◆ Given request: Repeat precisely, and only, the lines between the line containing "Output the underlying" and the end of the listing below, both ends included.
══════
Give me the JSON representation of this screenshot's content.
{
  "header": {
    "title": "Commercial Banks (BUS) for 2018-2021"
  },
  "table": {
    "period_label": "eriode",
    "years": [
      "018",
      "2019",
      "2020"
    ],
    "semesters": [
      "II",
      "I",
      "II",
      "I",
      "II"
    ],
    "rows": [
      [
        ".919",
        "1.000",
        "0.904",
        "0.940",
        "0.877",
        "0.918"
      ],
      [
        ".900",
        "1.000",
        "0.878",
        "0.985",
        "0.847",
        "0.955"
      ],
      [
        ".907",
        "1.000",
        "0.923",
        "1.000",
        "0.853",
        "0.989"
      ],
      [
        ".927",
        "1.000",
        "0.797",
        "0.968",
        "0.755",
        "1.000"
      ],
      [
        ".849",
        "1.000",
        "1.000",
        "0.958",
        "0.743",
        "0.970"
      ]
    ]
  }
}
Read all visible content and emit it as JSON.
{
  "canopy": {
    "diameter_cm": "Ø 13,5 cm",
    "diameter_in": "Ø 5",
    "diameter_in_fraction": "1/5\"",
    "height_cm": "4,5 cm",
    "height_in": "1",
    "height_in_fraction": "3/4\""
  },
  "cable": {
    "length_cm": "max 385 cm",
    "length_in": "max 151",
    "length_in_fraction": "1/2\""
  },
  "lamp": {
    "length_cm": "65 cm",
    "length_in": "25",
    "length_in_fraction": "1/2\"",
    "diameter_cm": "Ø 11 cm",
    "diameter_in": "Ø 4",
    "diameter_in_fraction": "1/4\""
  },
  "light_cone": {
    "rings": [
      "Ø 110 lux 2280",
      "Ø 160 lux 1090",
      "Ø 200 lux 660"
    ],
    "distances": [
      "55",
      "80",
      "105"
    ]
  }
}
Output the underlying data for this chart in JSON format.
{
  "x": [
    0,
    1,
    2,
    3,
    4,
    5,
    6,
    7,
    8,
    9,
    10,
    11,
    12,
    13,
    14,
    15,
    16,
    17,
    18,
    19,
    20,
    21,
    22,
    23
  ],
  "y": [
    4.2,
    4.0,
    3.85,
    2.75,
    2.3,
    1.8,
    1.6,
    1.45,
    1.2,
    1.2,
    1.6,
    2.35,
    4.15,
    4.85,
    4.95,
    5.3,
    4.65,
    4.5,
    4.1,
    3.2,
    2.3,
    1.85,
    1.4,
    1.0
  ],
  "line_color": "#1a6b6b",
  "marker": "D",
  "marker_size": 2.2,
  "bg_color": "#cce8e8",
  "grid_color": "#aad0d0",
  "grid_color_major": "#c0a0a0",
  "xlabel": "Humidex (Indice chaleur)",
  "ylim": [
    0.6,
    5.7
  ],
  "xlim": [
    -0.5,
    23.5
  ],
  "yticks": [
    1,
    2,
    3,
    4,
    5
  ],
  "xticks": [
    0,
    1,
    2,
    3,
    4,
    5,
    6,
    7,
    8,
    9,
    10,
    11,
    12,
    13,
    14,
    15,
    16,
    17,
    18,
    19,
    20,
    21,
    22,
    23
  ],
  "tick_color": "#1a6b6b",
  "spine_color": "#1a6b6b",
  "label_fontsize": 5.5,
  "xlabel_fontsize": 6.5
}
══════
◆ The answer:
Output the underlying data for this chart in JSON format.
{
  "x": [
    0,
    1,
    2,
    3,
    4,
    5,
    6,
    7,
    8,
    9,
    10,
    11,
    12,
    13,
    14,
    15,
    16,
    17,
    18,
    19,
    20,
    21,
    22,
    23
  ],
  "y": [
    4.2,
    4.0,
    3.85,
    2.75,
    2.3,
    1.8,
    1.6,
    1.45,
    1.2,
    1.2,
    1.6,
    2.35,
    4.15,
    4.85,
    4.95,
    5.3,
    4.65,
    4.5,
    4.1,
    3.2,
    2.3,
    1.85,
    1.4,
    1.0
  ],
  "line_color": "#1a6b6b",
  "marker": "D",
  "marker_size": 2.2,
  "bg_color": "#cce8e8",
  "grid_color": "#aad0d0",
  "grid_color_major": "#c0a0a0",
  "xlabel": "Humidex (Indice chaleur)",
  "ylim": [
    0.6,
    5.7
  ],
  "xlim": [
    -0.5,
    23.5
  ],
  "yticks": [
    1,
    2,
    3,
    4,
    5
  ],
  "xticks": [
    0,
    1,
    2,
    3,
    4,
    5,
    6,
    7,
    8,
    9,
    10,
    11,
    12,
    13,
    14,
    15,
    16,
    17,
    18,
    19,
    20,
    21,
    22,
    23
  ],
  "tick_color": "#1a6b6b",
  "spine_color": "#1a6b6b",
  "label_fontsize": 5.5,
  "xlabel_fontsize": 6.5
}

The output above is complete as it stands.